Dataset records
—————
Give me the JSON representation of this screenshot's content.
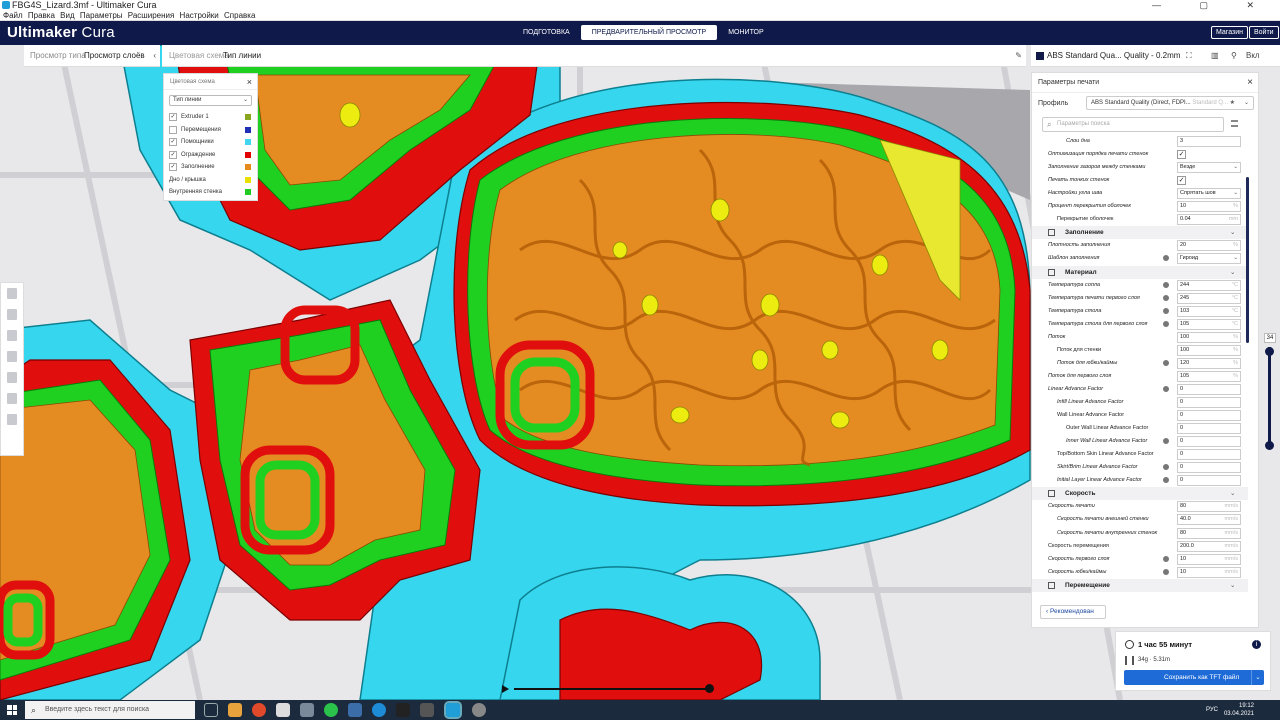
{
  "window": {
    "title": "FBG4S_Lizard.3mf - Ultimaker Cura",
    "controls": "—  ▢  ✕"
  },
  "menu": [
    "Файл",
    "Правка",
    "Вид",
    "Параметры",
    "Расширения",
    "Настройки",
    "Справка"
  ],
  "header": {
    "brand_bold": "Ultimaker",
    "brand_thin": " Cura",
    "stages": [
      "ПОДГОТОВКА",
      "ПРЕДВАРИТЕЛЬНЫЙ ПРОСМОТР",
      "МОНИТОР"
    ],
    "active_stage": 1,
    "marketplace": "Магазин",
    "signin": "Войти"
  },
  "viewbar": {
    "option1": "Просмотр типа",
    "option2": "Просмотр слоёв"
  },
  "schemebar": {
    "label": "Цветовая схема",
    "value": "Тип линии"
  },
  "scheme_panel": {
    "title": "Цветовая схема",
    "select": "Тип линии",
    "items": [
      {
        "label": "Extruder 1",
        "checked": true,
        "color": "#8aa51e"
      },
      {
        "label": "Перемещения",
        "checked": false,
        "color": "#1e2fb5"
      },
      {
        "label": "Помощники",
        "checked": true,
        "color": "#40d7ee"
      },
      {
        "label": "Ограждение",
        "checked": true,
        "color": "#e00000"
      },
      {
        "label": "Заполнение",
        "checked": true,
        "color": "#e68a1e"
      },
      {
        "label": "Дно / крышка",
        "checked": null,
        "color": "#e8e000"
      },
      {
        "label": "Внутренняя стенка",
        "checked": null,
        "color": "#21cc21"
      }
    ]
  },
  "rbar": {
    "profile": "ABS Standard Qua... Quality - 0.2mm",
    "right_label": "Вкл"
  },
  "settings": {
    "title": "Параметры печати",
    "profile_label": "Профиль",
    "profile_value": "ABS Standard Quality (Direct, FDPI...",
    "profile_hint": "Standard Q...",
    "search_placeholder": "Параметры поиска",
    "recommended": "Рекомендован",
    "rows": [
      {
        "label": "Слои дна",
        "indent": 2,
        "value": "3",
        "unit": "",
        "type": "field"
      },
      {
        "label": "Оптимизация порядка печати стенок",
        "indent": 0,
        "type": "check",
        "checked": true
      },
      {
        "label": "Заполнение зазоров между стенками",
        "indent": 0,
        "value": "Везде",
        "type": "select"
      },
      {
        "label": "Печать тонких стенок",
        "indent": 0,
        "type": "check",
        "checked": true
      },
      {
        "label": "Настройки угла шва",
        "indent": 0,
        "value": "Спрятать шов",
        "type": "select"
      },
      {
        "label": "Процент перекрытия оболочек",
        "indent": 0,
        "value": "10",
        "unit": "%",
        "type": "field"
      },
      {
        "label": "Перекрытие оболочек",
        "indent": 1,
        "value": "0.04",
        "unit": "mm",
        "type": "field",
        "italic": false
      },
      {
        "label": "Заполнение",
        "type": "category"
      },
      {
        "label": "Плотность заполнения",
        "indent": 0,
        "value": "20",
        "unit": "%",
        "type": "field"
      },
      {
        "label": "Шаблон заполнения",
        "indent": 0,
        "value": "Гироид",
        "type": "select",
        "icon": true
      },
      {
        "label": "Материал",
        "type": "category"
      },
      {
        "label": "Температура сопла",
        "indent": 0,
        "value": "244",
        "unit": "°C",
        "type": "field",
        "icon": true
      },
      {
        "label": "Температура печати первого слоя",
        "indent": 0,
        "value": "245",
        "unit": "°C",
        "type": "field",
        "icon": true
      },
      {
        "label": "Температура стола",
        "indent": 0,
        "value": "103",
        "unit": "°C",
        "type": "field",
        "icon": true
      },
      {
        "label": "Температура стола для первого слоя",
        "indent": 0,
        "value": "105",
        "unit": "°C",
        "type": "field",
        "icon": true
      },
      {
        "label": "Поток",
        "indent": 0,
        "value": "100",
        "unit": "%",
        "type": "field"
      },
      {
        "label": "Поток для стенки",
        "indent": 1,
        "value": "100",
        "unit": "%",
        "type": "field",
        "italic": false
      },
      {
        "label": "Поток для юбки/каймы",
        "indent": 1,
        "value": "120",
        "unit": "%",
        "type": "field",
        "icon": true
      },
      {
        "label": "Поток для первого слоя",
        "indent": 0,
        "value": "105",
        "unit": "%",
        "type": "field"
      },
      {
        "label": "Linear Advance Factor",
        "indent": 0,
        "value": "0",
        "unit": "",
        "type": "field",
        "icon": true
      },
      {
        "label": "Infill Linear Advance Factor",
        "indent": 1,
        "value": "0",
        "unit": "",
        "type": "field"
      },
      {
        "label": "Wall Linear Advance Factor",
        "indent": 1,
        "value": "0",
        "unit": "",
        "type": "field",
        "italic": false
      },
      {
        "label": "Outer Wall Linear Advance Factor",
        "indent": 2,
        "value": "0",
        "unit": "",
        "type": "field",
        "italic": false
      },
      {
        "label": "Inner Wall Linear Advance Factor",
        "indent": 2,
        "value": "0",
        "unit": "",
        "type": "field",
        "icon": true
      },
      {
        "label": "Top/Bottom Skin Linear Advance Factor",
        "indent": 1,
        "value": "0",
        "unit": "",
        "type": "field",
        "italic": false
      },
      {
        "label": "Skirt/Brim Linear Advance Factor",
        "indent": 1,
        "value": "0",
        "unit": "",
        "type": "field",
        "icon": true
      },
      {
        "label": "Initial Layer Linear Advance Factor",
        "indent": 1,
        "value": "0",
        "unit": "",
        "type": "field",
        "icon": true
      },
      {
        "label": "Скорость",
        "type": "category"
      },
      {
        "label": "Скорость печати",
        "indent": 0,
        "value": "80",
        "unit": "mm/s",
        "type": "field"
      },
      {
        "label": "Скорость печати внешней стенки",
        "indent": 1,
        "value": "40.0",
        "unit": "mm/s",
        "type": "field"
      },
      {
        "label": "Скорость печати внутренних стенок",
        "indent": 1,
        "value": "80",
        "unit": "mm/s",
        "type": "field"
      },
      {
        "label": "Скорость перемещения",
        "indent": 0,
        "value": "200.0",
        "unit": "mm/s",
        "type": "field",
        "italic": false
      },
      {
        "label": "Скорость первого слоя",
        "indent": 0,
        "value": "10",
        "unit": "mm/s",
        "type": "field",
        "icon": true
      },
      {
        "label": "Скорость юбки/каймы",
        "indent": 0,
        "value": "10",
        "unit": "mm/s",
        "type": "field",
        "icon": true
      },
      {
        "label": "Перемещение",
        "type": "category"
      }
    ]
  },
  "layer_slider": {
    "value": "34"
  },
  "print_info": {
    "time": "1 час 55 минут",
    "material": "34g · 5.31m",
    "save": "Сохранить как TFT файл"
  },
  "taskbar": {
    "search": "Введите здесь текст для поиска",
    "lang": "РУС",
    "time": "19:12",
    "date": "03.04.2021"
  }
}
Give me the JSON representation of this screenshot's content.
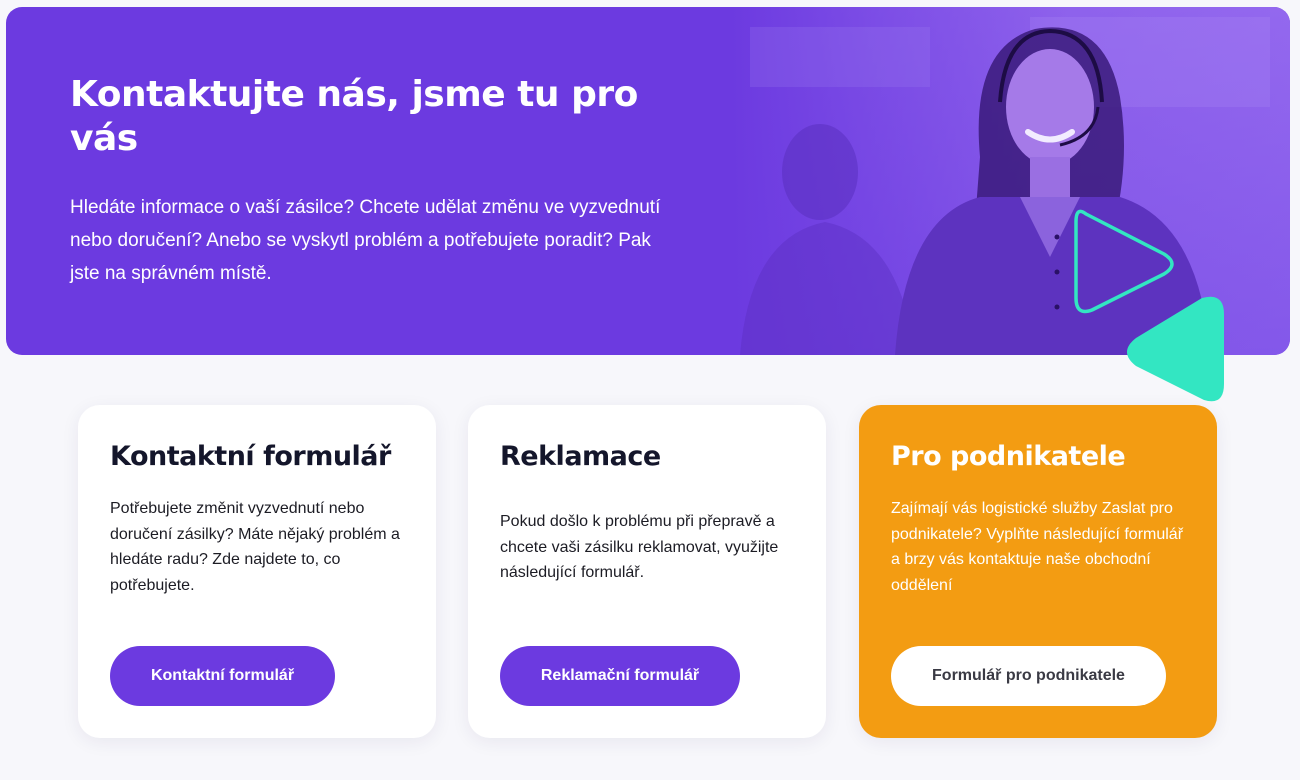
{
  "hero": {
    "title": "Kontaktujte nás, jsme tu pro vás",
    "text": "Hledáte informace o vaší zásilce? Chcete udělat změnu ve vyzvednutí nebo doručení? Anebo se vyskytl problém a potřebujete poradit? Pak jste na správném místě."
  },
  "cards": [
    {
      "title": "Kontaktní formulář",
      "text": "Potřebujete změnit vyzvednutí nebo doručení zásilky? Máte nějaký problém a hledáte radu? Zde najdete to, co potřebujete.",
      "button": "Kontaktní formulář"
    },
    {
      "title": "Reklamace",
      "text": "Pokud došlo k problému při přepravě a chcete vaši zásilku reklamovat, využijte následující formulář.",
      "button": "Reklamační formulář"
    },
    {
      "title": "Pro podnikatele",
      "text": "Zajímají vás logistické služby Zaslat pro podnikatele? Vyplňte následující formulář a brzy vás kontaktuje naše obchodní oddělení",
      "button": "Formulář pro podnikatele"
    }
  ],
  "colors": {
    "brand_purple": "#6c3ae0",
    "accent_orange": "#f39c12",
    "accent_mint": "#33e6c2"
  },
  "icons": {
    "play_outline": "play-triangle-outline-icon",
    "play_filled": "play-triangle-filled-icon"
  }
}
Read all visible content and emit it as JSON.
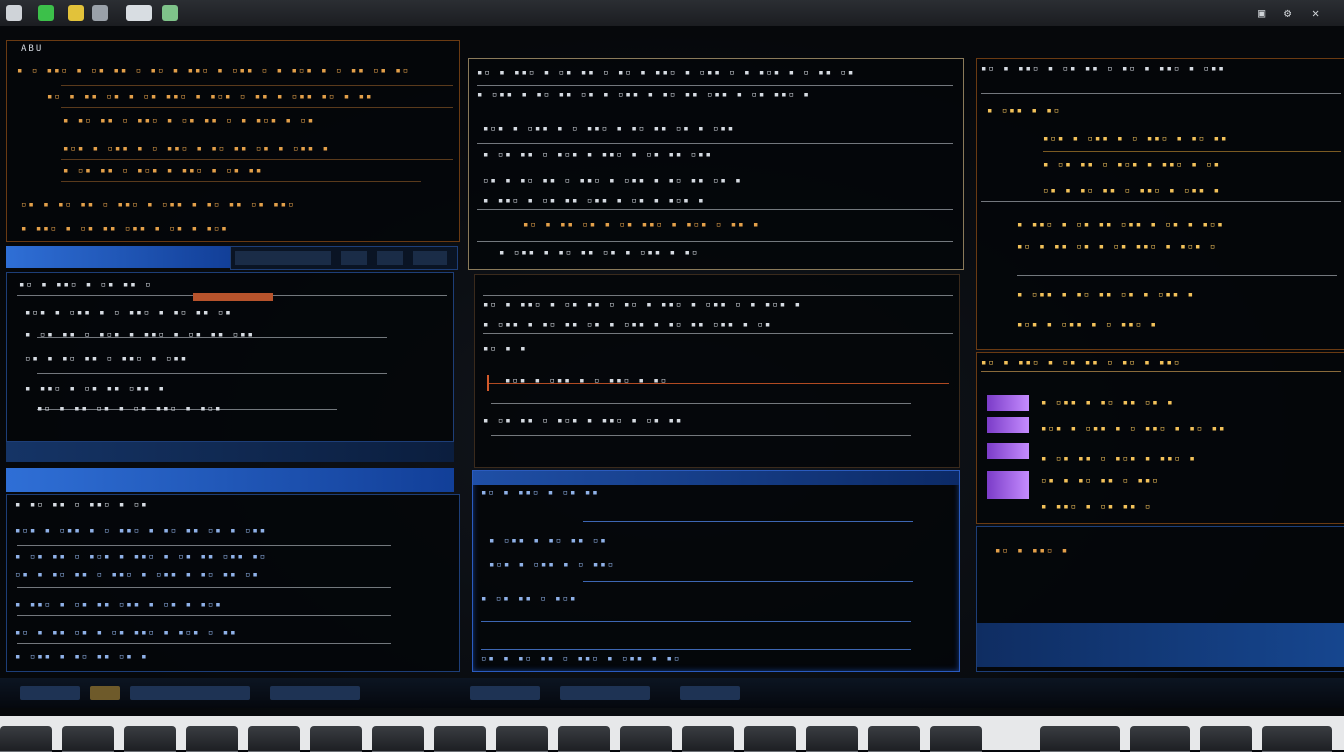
{
  "window": {
    "title": ""
  },
  "colors": {
    "accent_blue": "#2f6fd6",
    "accent_orange": "#e3a04a",
    "accent_purple": "#8a4ad8",
    "background": "#07090d"
  },
  "topbar_icons": [
    "app-icon",
    "green-icon",
    "yellow-icon",
    "gear-icon",
    "folder-icon",
    "cloud-icon"
  ],
  "panels": {
    "left_top": {
      "title": "ABU"
    },
    "left_mid": {
      "header": ""
    },
    "left_bottom": {
      "header": ""
    },
    "center_top": {},
    "center_mid": {},
    "center_bottom": {
      "header": ""
    },
    "right_top": {},
    "right_mid": {},
    "right_bottom": {}
  }
}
—————
**Do this:**
In the records above, locate each line with the word "podnikatele". Copy all such lines.

**Answer in full:**
      "title": "Pro podnikatele",
      "text": "Zajímají vás logistické služby Zaslat pro podnikatele? Vyplňte následující formulář a brzy vás kontaktuje naše obchodní oddělení",
      "button": "Formulář pro podnikatele"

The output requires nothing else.